• Text to read:
--- Begin ---
There were three primary causes of the decrease in earnings.  The first was the receipt in the prior year period of Bank-Owned Life Insurance proceeds due to the death of a director and a former director, which resulted in a gain of $278,000.  Bank-Owned Life Insurance proceeds were also received in the current year quarter due to the death of a former director, which resulted in a gain of $45,000.  The second was the accrual of a $196,000 separation payment to be made in connection with the departure of the Company's former Chief Financial Officer.  There was no such corresponding event in the prior year period.  The third was an additional income tax provision in the current year period of $125,000 related to the expiration of stock options granted in 2006.  There was no such corresponding event in the prior year period.

Net interest income totaled $6.7 million for the six months ended December 31, 2016, which represents an increase of $2,000, or 0.03%, when compared to the six months ended December 31, 2015.  The growth in the Company's core business was due to a $50,000 increase in interest income, partially offset by a $48,000 increase in interest expense.  Interest income increased primarily due to an $11.1 million increase in the average balance of loans and an increase in the average rate earned on investment securities from 2.13% in the prior year period to 2.14% in the current year period.  These increases were partially offset by a decrease in the average rate earned on loans from 4.43% in the prior year period to 4.29% in the current year period and a $5.6 million decrease in the average balance of investment securities.  Interest expense increased primarily as a result of a $12.8 million increase in the average balance of deposits and an increase in the average rate paid on deposits from 0.47% in the prior year period to 0.48% in the current year period.
--- End ---
• Work to complete: List the three causes of the decrease in earnings given in the passage on earnings and net interest income.

• Data provided:
--- Begin ---
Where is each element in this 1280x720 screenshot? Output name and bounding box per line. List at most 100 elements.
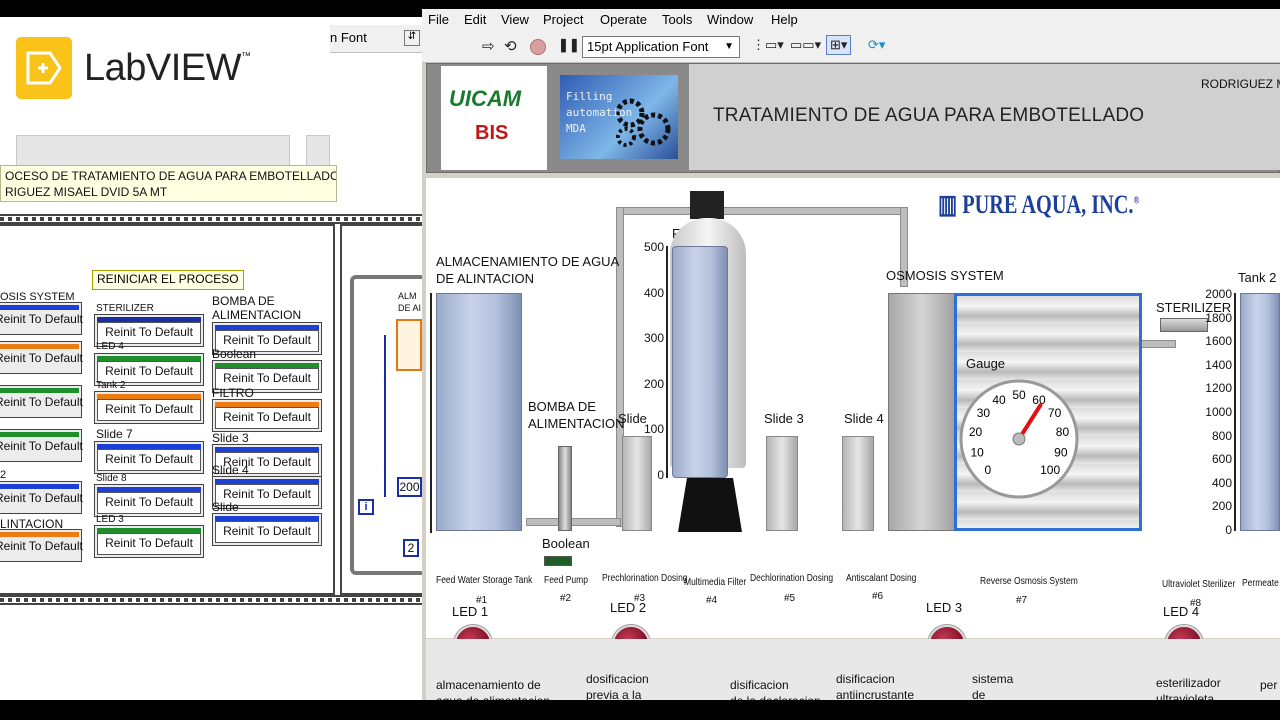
--- End ---
• Problem solution:
- Bank-Owned Life Insurance proceeds received in the prior year period due to the death of a director and a former director, which resulted in a gain of $278,000
- The accrual of a $196,000 separation payment in connection with the departure of the Company's former Chief Financial Officer
- An additional income tax provision of $125,000 in the current year period related to the expiration of stock options granted in 2006